-- start of Supplied entries --

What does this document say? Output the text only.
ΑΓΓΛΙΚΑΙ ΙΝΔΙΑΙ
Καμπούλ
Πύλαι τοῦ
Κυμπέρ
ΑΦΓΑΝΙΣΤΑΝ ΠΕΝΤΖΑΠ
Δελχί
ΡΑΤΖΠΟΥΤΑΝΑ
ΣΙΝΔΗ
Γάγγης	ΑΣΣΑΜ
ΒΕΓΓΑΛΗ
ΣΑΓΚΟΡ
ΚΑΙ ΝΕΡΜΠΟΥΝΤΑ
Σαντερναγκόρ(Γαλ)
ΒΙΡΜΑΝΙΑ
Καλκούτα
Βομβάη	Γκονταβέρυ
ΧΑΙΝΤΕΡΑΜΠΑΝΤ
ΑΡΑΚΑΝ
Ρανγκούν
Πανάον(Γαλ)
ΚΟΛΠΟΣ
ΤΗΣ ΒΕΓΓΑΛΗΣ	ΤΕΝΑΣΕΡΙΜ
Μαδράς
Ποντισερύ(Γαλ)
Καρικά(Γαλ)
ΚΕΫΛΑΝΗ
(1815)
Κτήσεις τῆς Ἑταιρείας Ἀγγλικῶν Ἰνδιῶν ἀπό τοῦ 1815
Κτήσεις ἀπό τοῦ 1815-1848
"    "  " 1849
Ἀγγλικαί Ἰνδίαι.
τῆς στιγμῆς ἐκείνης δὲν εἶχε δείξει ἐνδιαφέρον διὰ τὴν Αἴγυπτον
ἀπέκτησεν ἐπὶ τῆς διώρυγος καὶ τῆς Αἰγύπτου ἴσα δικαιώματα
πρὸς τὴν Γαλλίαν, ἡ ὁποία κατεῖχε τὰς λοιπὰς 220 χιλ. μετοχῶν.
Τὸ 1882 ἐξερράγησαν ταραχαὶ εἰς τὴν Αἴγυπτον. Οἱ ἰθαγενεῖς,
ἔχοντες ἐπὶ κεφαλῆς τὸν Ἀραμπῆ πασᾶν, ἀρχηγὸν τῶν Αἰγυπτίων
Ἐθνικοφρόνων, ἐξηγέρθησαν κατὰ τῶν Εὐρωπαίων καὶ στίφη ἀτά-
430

-- end of Supplied entries --

__Brief__
Repeat each record in full; every line must match exactly.

__Answer to the exercise__
What does this document say? Output the text only.
ΑΓΓΛΙΚΑΙ ΙΝΔΙΑΙ
Καμπούλ
Πύλαι τοῦ
Κυμπέρ
ΑΦΓΑΝΙΣΤΑΝ ΠΕΝΤΖΑΠ
Δελχί
ΡΑΤΖΠΟΥΤΑΝΑ
ΣΙΝΔΗ
Γάγγης	ΑΣΣΑΜ
ΒΕΓΓΑΛΗ
ΣΑΓΚΟΡ
ΚΑΙ ΝΕΡΜΠΟΥΝΤΑ
Σαντερναγκόρ(Γαλ)
ΒΙΡΜΑΝΙΑ
Καλκούτα
Βομβάη	Γκονταβέρυ
ΧΑΙΝΤΕΡΑΜΠΑΝΤ
ΑΡΑΚΑΝ
Ρανγκούν
Πανάον(Γαλ)
ΚΟΛΠΟΣ
ΤΗΣ ΒΕΓΓΑΛΗΣ	ΤΕΝΑΣΕΡΙΜ
Μαδράς
Ποντισερύ(Γαλ)
Καρικά(Γαλ)
ΚΕΫΛΑΝΗ
(1815)
Κτήσεις τῆς Ἑταιρείας Ἀγγλικῶν Ἰνδιῶν ἀπό τοῦ 1815
Κτήσεις ἀπό τοῦ 1815-1848
"    "  " 1849
Ἀγγλικαί Ἰνδίαι.
τῆς στιγμῆς ἐκείνης δὲν εἶχε δείξει ἐνδιαφέρον διὰ τὴν Αἴγυπτον
ἀπέκτησεν ἐπὶ τῆς διώρυγος καὶ τῆς Αἰγύπτου ἴσα δικαιώματα
πρὸς τὴν Γαλλίαν, ἡ ὁποία κατεῖχε τὰς λοιπὰς 220 χιλ. μετοχῶν.
Τὸ 1882 ἐξερράγησαν ταραχαὶ εἰς τὴν Αἴγυπτον. Οἱ ἰθαγενεῖς,
ἔχοντες ἐπὶ κεφαλῆς τὸν Ἀραμπῆ πασᾶν, ἀρχηγὸν τῶν Αἰγυπτίων
Ἐθνικοφρόνων, ἐξηγέρθησαν κατὰ τῶν Εὐρωπαίων καὶ στίφη ἀτά-
430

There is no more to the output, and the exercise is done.